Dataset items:

— Begin —

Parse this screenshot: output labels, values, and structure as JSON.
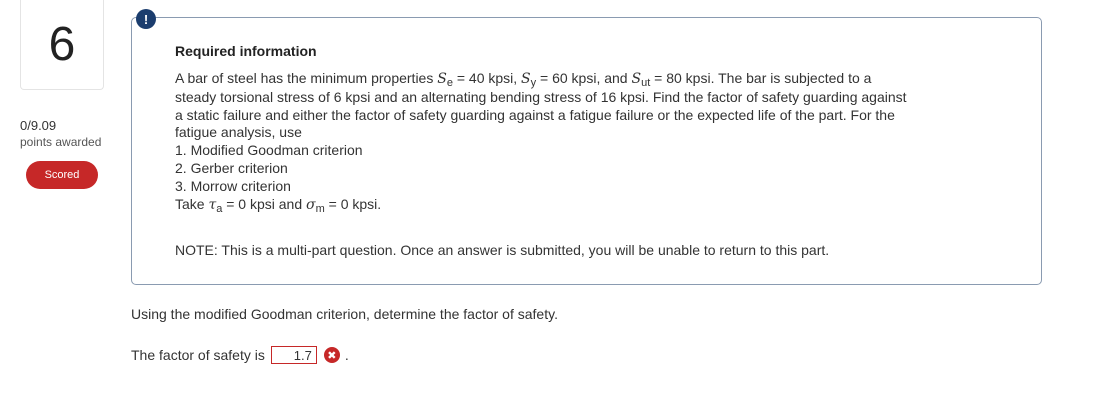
{
  "question": {
    "number": "6",
    "score": "0/9.09",
    "points_label": "points awarded",
    "badge": "Scored",
    "alert_glyph": "!"
  },
  "info": {
    "heading": "Required information",
    "line1_a": "A bar of steel has the minimum properties ",
    "se_sym": "S",
    "se_sub": "e",
    "line1_b": " = 40 kpsi, ",
    "sy_sym": "S",
    "sy_sub": "y",
    "line1_c": " = 60 kpsi, and ",
    "sut_sym": "S",
    "sut_sub": "ut",
    "line1_d": " = 80 kpsi. The bar is subjected to a",
    "line2": "steady torsional stress of 6 kpsi and an alternating bending stress of 16 kpsi. Find the factor of safety guarding against",
    "line3": "a static failure and either the factor of safety guarding against a fatigue failure or the expected life of the part. For the",
    "line4": "fatigue analysis, use",
    "item1": "1. Modified Goodman criterion",
    "item2": "2. Gerber criterion",
    "item3": "3. Morrow criterion",
    "take_a": "Take ",
    "ta_sym": "τ",
    "ta_sub": "a",
    "take_b": " = 0 kpsi and ",
    "sm_sym": "σ",
    "sm_sub": "m",
    "take_c": " = 0 kpsi.",
    "note": "NOTE: This is a multi-part question. Once an answer is submitted, you will be unable to return to this part."
  },
  "prompt": "Using the modified Goodman criterion, determine the factor of safety.",
  "answer": {
    "label": "The factor of safety is",
    "value": "1.7",
    "status_glyph": "✖",
    "status": "incorrect",
    "trailing": "."
  },
  "colors": {
    "accent_red": "#c62828",
    "alert_blue": "#1b3d6e",
    "box_border": "#8a9bb1"
  }
}
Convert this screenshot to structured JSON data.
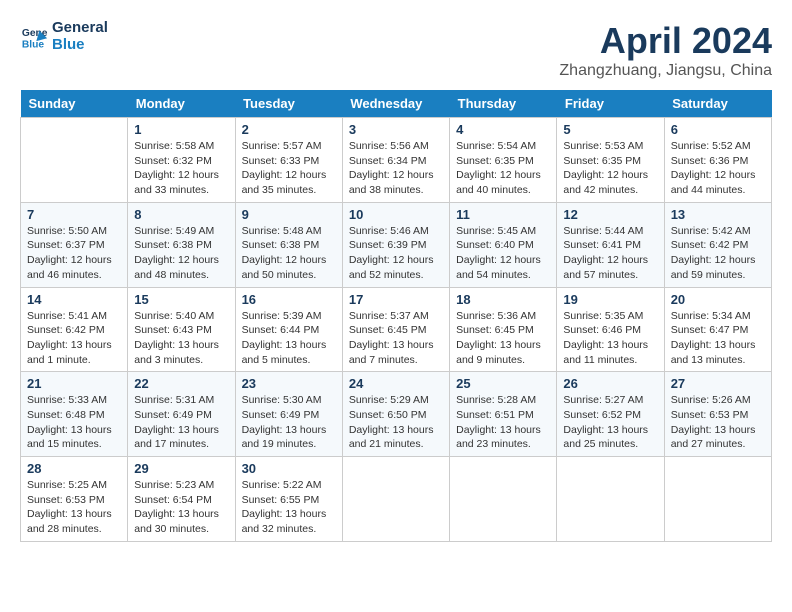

— End —

| Exercise |
Copy each line of the records that contains the word "Goodman".

| Problem solution |
    "item1": "1. Modified Goodman criterion",
  "prompt": "Using the modified Goodman criterion, determine the factor of safety.",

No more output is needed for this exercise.